DJCS’s ‘Culture Change Strategy Lead’, a VPS staff member funded by Family Safety Victoria to support the implementation of MARAM, developed a six-month Culture Change Action Plan to implement the culture change strategy over the six months from January to June 2019. The action plan was endorsed in the midpoint of this period, March 2019. It consists of 16 deliverables across three pillars of change: communications, training and soft infrastructure (i.e. systems and processes). DJCS also developed a ‘MARAMIS ecosystem map’ to describe the work of its Information Sharing and MARAM Working Group, and how implementation timeframes for these activities related to each other and to some relevant initiatives such as a workforce strategy and potential funding announcements, up until September 2019. DJCS is currently finalising several activities in the action plan such as preparing both illustrated and video case studies of information sharing and recruiting to the vacant position of MARAM Expert Advisor to support this work.
+ + + +
## Required tasks
1. Summarize the text about DJCS's MARAM culture change work in two sentences.
2. Carry the text about DJCS's MARAM culture change work forward from its final sentence.

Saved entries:
+ + + +
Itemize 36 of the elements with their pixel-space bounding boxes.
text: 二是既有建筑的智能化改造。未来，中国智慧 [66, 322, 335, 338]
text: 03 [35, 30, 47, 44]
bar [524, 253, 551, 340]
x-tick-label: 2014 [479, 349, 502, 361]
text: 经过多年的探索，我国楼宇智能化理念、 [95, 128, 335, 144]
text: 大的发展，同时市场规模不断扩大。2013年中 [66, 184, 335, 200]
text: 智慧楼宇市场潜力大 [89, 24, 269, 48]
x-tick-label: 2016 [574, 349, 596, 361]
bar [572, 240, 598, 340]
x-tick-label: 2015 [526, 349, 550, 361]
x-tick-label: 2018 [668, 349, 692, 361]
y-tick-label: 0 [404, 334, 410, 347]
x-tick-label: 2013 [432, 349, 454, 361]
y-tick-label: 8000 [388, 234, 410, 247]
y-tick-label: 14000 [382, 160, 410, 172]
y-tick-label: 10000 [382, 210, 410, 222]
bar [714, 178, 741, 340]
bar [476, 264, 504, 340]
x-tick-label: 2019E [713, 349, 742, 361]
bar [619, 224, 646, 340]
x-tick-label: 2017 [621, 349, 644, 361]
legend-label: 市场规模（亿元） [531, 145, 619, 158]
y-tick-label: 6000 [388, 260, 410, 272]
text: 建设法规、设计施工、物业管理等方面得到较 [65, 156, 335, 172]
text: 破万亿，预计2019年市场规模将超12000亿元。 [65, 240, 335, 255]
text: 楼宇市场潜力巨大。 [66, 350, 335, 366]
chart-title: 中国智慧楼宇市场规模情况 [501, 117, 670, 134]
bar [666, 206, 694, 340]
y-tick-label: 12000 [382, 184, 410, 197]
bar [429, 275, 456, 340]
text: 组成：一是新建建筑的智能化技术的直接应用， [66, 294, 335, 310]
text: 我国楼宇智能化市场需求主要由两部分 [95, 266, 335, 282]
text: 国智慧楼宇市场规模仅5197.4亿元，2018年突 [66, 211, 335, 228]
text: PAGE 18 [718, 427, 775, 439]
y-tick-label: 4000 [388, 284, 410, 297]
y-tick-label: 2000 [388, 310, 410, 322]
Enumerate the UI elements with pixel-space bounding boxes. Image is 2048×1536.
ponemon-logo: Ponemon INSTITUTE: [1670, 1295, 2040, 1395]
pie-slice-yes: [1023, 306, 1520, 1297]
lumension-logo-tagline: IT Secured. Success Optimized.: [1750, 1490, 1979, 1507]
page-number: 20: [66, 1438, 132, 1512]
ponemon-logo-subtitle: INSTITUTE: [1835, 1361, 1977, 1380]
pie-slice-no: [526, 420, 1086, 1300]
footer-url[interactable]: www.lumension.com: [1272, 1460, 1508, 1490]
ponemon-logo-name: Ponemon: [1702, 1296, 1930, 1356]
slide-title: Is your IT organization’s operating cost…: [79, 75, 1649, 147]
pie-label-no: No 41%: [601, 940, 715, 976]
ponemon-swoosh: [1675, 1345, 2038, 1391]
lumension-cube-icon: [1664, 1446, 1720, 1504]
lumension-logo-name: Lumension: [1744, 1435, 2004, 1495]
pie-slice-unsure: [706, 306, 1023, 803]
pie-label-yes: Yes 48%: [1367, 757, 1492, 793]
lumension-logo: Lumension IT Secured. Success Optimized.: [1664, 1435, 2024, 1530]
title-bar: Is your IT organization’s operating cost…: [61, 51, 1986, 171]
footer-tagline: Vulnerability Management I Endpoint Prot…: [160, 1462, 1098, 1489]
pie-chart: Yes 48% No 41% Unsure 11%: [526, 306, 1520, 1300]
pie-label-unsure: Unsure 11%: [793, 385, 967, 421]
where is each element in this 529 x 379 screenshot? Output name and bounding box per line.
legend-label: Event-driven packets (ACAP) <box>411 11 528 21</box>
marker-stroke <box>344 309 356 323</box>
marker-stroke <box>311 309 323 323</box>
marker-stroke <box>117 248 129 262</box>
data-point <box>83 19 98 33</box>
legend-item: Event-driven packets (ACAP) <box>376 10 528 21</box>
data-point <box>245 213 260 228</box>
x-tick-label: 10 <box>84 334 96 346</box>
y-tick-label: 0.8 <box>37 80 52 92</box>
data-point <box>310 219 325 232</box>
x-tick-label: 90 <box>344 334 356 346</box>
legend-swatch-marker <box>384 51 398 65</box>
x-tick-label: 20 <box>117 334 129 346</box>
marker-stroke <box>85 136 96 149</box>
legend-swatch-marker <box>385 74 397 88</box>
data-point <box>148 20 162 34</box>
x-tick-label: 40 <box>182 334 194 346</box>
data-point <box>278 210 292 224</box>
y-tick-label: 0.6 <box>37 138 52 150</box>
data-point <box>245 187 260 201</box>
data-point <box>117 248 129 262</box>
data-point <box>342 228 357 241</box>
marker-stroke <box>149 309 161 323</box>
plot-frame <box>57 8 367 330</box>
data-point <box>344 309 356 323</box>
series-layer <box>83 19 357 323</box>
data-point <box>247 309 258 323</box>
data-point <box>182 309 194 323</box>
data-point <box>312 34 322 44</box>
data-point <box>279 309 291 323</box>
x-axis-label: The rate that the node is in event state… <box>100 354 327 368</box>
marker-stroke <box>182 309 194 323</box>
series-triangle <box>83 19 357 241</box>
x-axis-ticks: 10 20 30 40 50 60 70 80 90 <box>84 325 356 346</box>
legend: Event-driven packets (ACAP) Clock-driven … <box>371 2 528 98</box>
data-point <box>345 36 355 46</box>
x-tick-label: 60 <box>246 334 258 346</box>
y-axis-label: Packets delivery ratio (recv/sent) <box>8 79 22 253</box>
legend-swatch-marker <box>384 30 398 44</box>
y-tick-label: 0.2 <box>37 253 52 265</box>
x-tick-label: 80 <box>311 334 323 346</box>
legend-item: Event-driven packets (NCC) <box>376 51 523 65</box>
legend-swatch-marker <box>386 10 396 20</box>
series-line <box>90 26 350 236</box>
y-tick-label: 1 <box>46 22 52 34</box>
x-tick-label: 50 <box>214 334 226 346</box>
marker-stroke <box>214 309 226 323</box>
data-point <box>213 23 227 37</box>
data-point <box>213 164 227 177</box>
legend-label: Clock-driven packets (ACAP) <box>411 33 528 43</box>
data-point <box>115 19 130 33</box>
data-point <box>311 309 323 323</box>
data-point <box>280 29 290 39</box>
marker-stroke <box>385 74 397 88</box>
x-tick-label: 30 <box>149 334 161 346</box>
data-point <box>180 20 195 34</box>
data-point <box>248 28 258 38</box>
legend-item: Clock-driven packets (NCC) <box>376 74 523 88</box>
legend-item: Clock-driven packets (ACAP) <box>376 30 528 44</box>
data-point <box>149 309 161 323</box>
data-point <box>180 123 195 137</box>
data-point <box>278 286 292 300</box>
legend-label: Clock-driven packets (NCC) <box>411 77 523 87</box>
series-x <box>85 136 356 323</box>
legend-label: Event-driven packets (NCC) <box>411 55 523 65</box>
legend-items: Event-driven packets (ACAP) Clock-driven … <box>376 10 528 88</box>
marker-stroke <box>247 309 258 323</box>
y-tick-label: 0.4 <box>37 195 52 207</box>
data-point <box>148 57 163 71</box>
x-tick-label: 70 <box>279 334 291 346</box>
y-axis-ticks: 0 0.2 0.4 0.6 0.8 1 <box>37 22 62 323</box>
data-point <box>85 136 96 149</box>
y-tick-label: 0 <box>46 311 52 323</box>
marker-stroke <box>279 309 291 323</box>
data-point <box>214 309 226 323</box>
+ + + +
## Results for each task
1. DJCS's Culture Change Strategy Lead, funded by Family Safety Victoria, developed a six-month Culture Change Action Plan for January to June 2019, endorsed in March 2019, with 16 deliverables across communications, training and soft infrastructure. DJCS also developed a MARAMIS ecosystem map of its working group's activities and timeframes, and it is finalising several action plan activities, such as information sharing case studies and recruiting a MARAM Expert Advisor.

2.
While DJCS has advised that it is implementing the culture change strategy through its Information Sharing and MARAM Working Group, further implementation planning and delivery will be beneficial in order to realise the potential of this high-quality strategy.

Figure 3e: Good practice example: Culture change strategy

DJCS, with funding from FSV, worked with a private consultancy to develop a culture change strategy to support implementation of the FVISS based on proven change management evidence and informed by extensive consultations. The strategy recognised that each of the department’s entities has a distinct sub-culture and identified specific priorities and initiatives tailored to each of these groups – corrections / prisons, health services for prisoners, community programs, victim support and youth justice.

The strategy assessed the importance, urgency and complexity of each of the proposed initiatives on a matrix and provided DJCS with advice on prioritising actions and resources.

The strategy also included a maturity model, which identified six characteristics of successful information sharing and assessed each of the DJCS entities’ maturity against each of these elements as embryonic, emerging or embedded, creating a baseline for monitoring implementation of the strategy. The characteristics assessed in the model were:

  • naturally collaborative
  • family violence literate
  • delegate authority
  • trusting
  • familiar with the FVISS and its objectives
  • familiar with other entities in the FVISS.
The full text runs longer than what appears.